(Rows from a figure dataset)
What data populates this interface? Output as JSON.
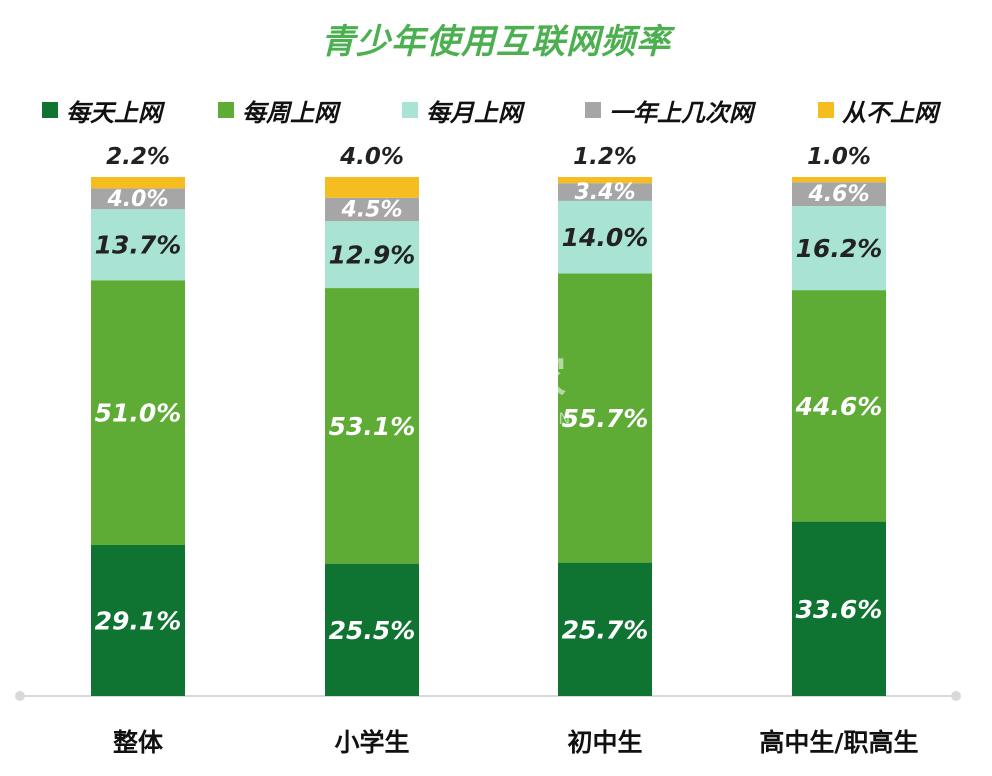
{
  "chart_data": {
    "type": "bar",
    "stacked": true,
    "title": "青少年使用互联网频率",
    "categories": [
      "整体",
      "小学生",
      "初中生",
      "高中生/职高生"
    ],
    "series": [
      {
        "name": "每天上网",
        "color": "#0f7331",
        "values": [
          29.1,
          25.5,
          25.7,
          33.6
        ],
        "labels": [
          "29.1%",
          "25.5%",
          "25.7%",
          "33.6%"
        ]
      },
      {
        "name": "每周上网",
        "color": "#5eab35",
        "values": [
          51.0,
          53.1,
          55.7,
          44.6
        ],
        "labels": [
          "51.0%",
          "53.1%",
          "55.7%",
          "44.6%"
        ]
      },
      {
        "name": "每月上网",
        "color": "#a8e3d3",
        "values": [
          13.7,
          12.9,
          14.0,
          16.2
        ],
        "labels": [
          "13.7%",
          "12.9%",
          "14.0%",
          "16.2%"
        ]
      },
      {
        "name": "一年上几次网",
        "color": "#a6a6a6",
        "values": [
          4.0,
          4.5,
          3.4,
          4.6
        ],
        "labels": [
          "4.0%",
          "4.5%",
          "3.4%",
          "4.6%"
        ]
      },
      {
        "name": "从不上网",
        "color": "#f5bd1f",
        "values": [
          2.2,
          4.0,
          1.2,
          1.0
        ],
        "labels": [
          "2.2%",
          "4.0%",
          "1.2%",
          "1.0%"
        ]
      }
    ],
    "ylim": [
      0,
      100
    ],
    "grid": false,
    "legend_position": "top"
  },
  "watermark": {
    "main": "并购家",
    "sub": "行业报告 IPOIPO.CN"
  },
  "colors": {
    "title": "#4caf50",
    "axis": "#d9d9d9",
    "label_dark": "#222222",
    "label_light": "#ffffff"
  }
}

> **The problem**
Pictures appear in the records above. Output everything except them, exactly.

> **Solution for this problem**
What data populates this interface? Output as JSON.
{
  "chart_data": {
    "type": "bar",
    "stacked": true,
    "title": "青少年使用互联网频率",
    "categories": [
      "整体",
      "小学生",
      "初中生",
      "高中生/职高生"
    ],
    "series": [
      {
        "name": "每天上网",
        "color": "#0f7331",
        "values": [
          29.1,
          25.5,
          25.7,
          33.6
        ],
        "labels": [
          "29.1%",
          "25.5%",
          "25.7%",
          "33.6%"
        ]
      },
      {
        "name": "每周上网",
        "color": "#5eab35",
        "values": [
          51.0,
          53.1,
          55.7,
          44.6
        ],
        "labels": [
          "51.0%",
          "53.1%",
          "55.7%",
          "44.6%"
        ]
      },
      {
        "name": "每月上网",
        "color": "#a8e3d3",
        "values": [
          13.7,
          12.9,
          14.0,
          16.2
        ],
        "labels": [
          "13.7%",
          "12.9%",
          "14.0%",
          "16.2%"
        ]
      },
      {
        "name": "一年上几次网",
        "color": "#a6a6a6",
        "values": [
          4.0,
          4.5,
          3.4,
          4.6
        ],
        "labels": [
          "4.0%",
          "4.5%",
          "3.4%",
          "4.6%"
        ]
      },
      {
        "name": "从不上网",
        "color": "#f5bd1f",
        "values": [
          2.2,
          4.0,
          1.2,
          1.0
        ],
        "labels": [
          "2.2%",
          "4.0%",
          "1.2%",
          "1.0%"
        ]
      }
    ],
    "ylim": [
      0,
      100
    ],
    "grid": false,
    "legend_position": "top"
  },
  "watermark": {
    "main": "并购家",
    "sub": "行业报告 IPOIPO.CN"
  },
  "colors": {
    "title": "#4caf50",
    "axis": "#d9d9d9",
    "label_dark": "#222222",
    "label_light": "#ffffff"
  }
}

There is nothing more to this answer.